+++ TASK MATERIAL +++

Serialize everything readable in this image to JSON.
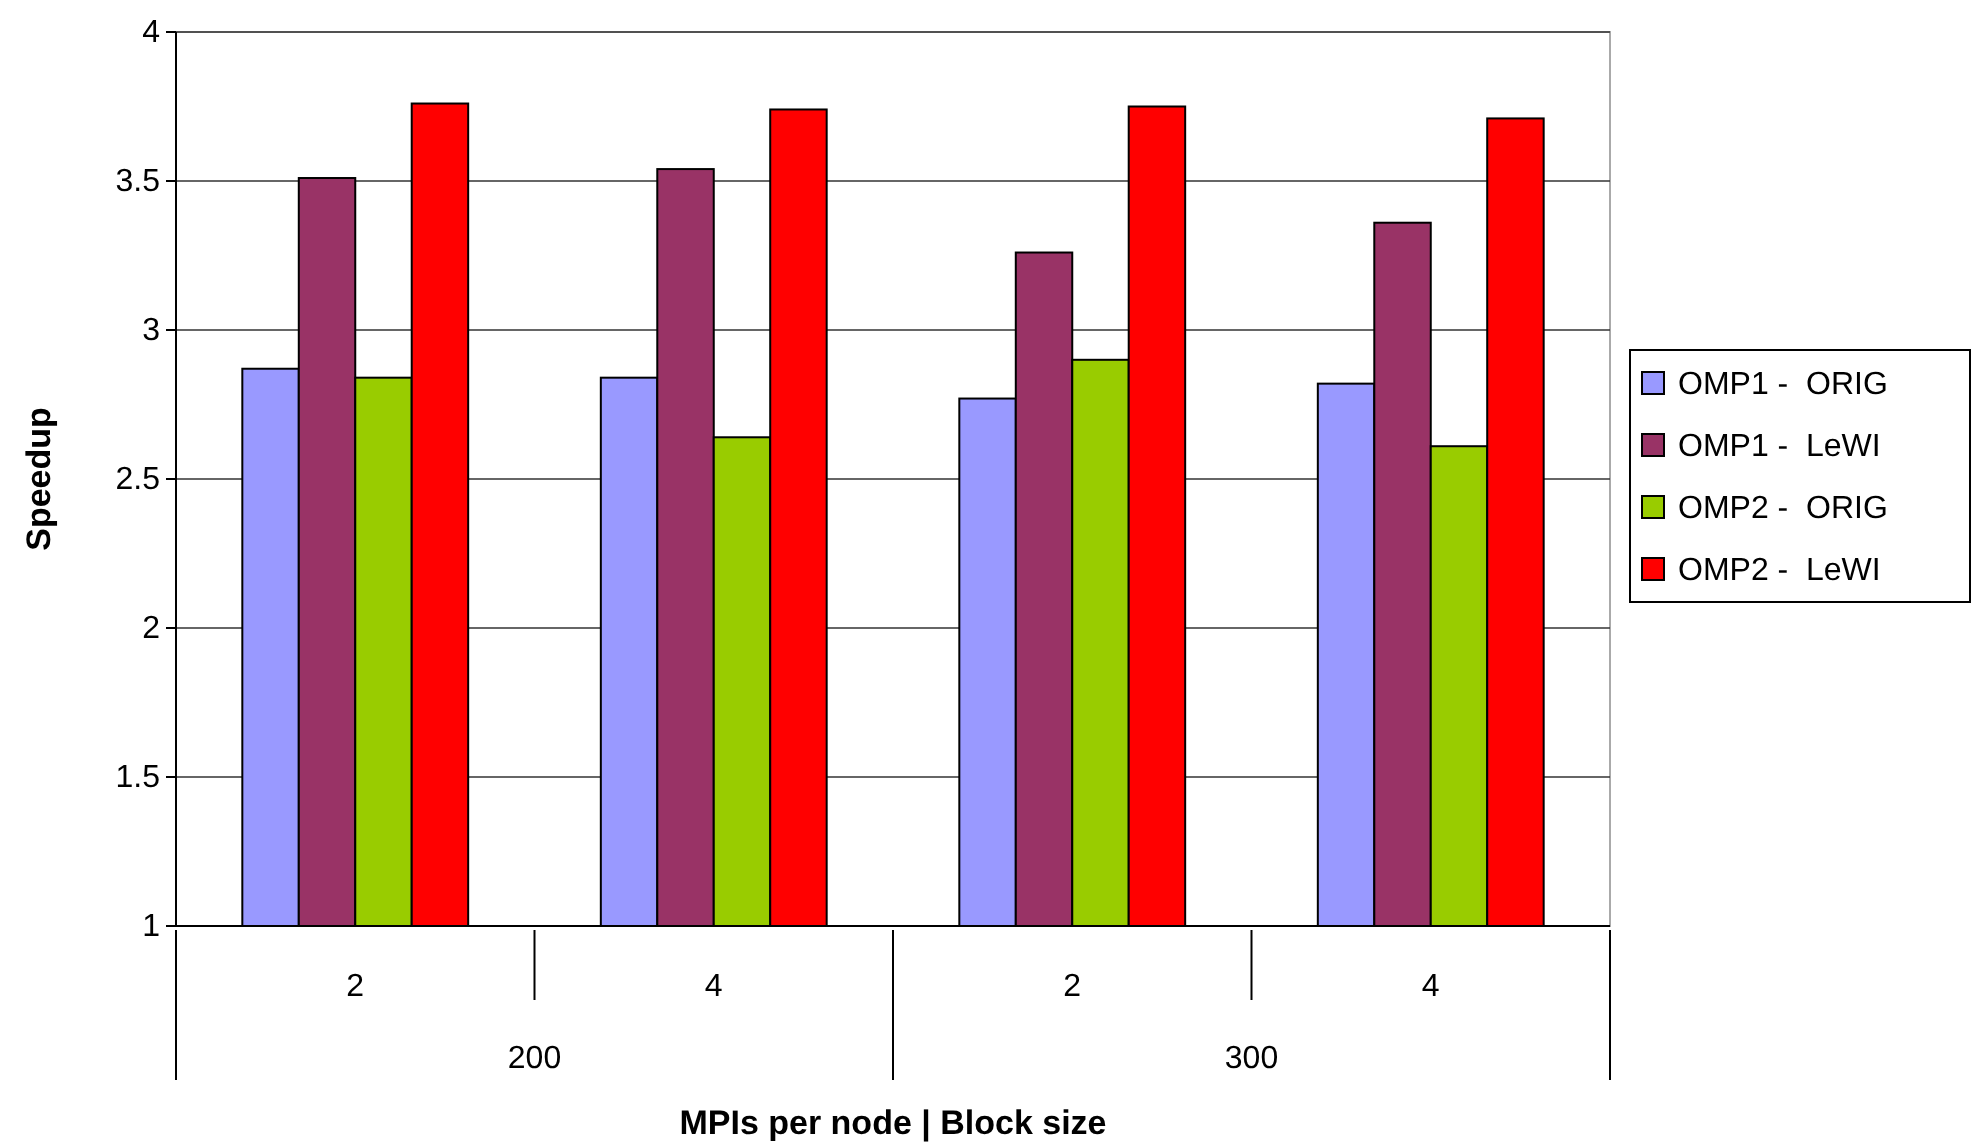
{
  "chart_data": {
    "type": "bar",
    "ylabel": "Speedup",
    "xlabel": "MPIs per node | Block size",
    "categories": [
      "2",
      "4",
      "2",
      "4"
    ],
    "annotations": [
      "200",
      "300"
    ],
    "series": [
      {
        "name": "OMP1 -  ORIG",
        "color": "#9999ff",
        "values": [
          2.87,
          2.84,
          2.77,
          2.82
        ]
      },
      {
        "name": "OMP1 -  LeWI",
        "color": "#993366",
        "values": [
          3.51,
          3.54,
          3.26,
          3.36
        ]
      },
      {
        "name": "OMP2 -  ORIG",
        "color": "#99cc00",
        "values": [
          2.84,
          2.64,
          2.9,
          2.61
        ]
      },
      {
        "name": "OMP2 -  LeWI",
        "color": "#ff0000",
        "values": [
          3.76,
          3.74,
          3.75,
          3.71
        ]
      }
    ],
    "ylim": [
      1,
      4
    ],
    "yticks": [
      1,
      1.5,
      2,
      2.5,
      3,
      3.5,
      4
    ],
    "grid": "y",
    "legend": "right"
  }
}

+++

## [TASK]
Output all the records, word for word, with no pictures in the copy.

## [RESPONSE]
Serialize everything readable in this image to JSON.
{
  "chart_data": {
    "type": "bar",
    "ylabel": "Speedup",
    "xlabel": "MPIs per node | Block size",
    "categories": [
      "2",
      "4",
      "2",
      "4"
    ],
    "annotations": [
      "200",
      "300"
    ],
    "series": [
      {
        "name": "OMP1 -  ORIG",
        "color": "#9999ff",
        "values": [
          2.87,
          2.84,
          2.77,
          2.82
        ]
      },
      {
        "name": "OMP1 -  LeWI",
        "color": "#993366",
        "values": [
          3.51,
          3.54,
          3.26,
          3.36
        ]
      },
      {
        "name": "OMP2 -  ORIG",
        "color": "#99cc00",
        "values": [
          2.84,
          2.64,
          2.9,
          2.61
        ]
      },
      {
        "name": "OMP2 -  LeWI",
        "color": "#ff0000",
        "values": [
          3.76,
          3.74,
          3.75,
          3.71
        ]
      }
    ],
    "ylim": [
      1,
      4
    ],
    "yticks": [
      1,
      1.5,
      2,
      2.5,
      3,
      3.5,
      4
    ],
    "grid": "y",
    "legend": "right"
  }
}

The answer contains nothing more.